**What the task asks:** Give all of the lines again, with nothing added or dropped.

Start Source records

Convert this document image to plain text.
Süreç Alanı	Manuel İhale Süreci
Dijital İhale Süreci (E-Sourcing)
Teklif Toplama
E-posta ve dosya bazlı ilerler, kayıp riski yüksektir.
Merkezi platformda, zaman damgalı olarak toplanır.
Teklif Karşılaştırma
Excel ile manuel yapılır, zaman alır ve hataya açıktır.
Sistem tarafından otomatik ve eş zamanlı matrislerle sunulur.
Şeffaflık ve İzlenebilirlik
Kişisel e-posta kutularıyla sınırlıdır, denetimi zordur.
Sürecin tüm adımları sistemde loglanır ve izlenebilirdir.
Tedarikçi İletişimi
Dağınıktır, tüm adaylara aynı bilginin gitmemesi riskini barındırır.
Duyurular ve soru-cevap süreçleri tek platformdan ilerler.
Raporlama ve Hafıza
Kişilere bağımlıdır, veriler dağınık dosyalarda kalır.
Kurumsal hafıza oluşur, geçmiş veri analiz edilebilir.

End Source records

**Written answer:**
Convert this document image to plain text.
Süreç Alanı	Manuel İhale Süreci
Dijital İhale Süreci (E-Sourcing)
Teklif Toplama
E-posta ve dosya bazlı ilerler, kayıp riski yüksektir.
Merkezi platformda, zaman damgalı olarak toplanır.
Teklif Karşılaştırma
Excel ile manuel yapılır, zaman alır ve hataya açıktır.
Sistem tarafından otomatik ve eş zamanlı matrislerle sunulur.
Şeffaflık ve İzlenebilirlik
Kişisel e-posta kutularıyla sınırlıdır, denetimi zordur.
Sürecin tüm adımları sistemde loglanır ve izlenebilirdir.
Tedarikçi İletişimi
Dağınıktır, tüm adaylara aynı bilginin gitmemesi riskini barındırır.
Duyurular ve soru-cevap süreçleri tek platformdan ilerler.
Raporlama ve Hafıza
Kişilere bağımlıdır, veriler dağınık dosyalarda kalır.
Kurumsal hafıza oluşur, geçmiş veri analiz edilebilir.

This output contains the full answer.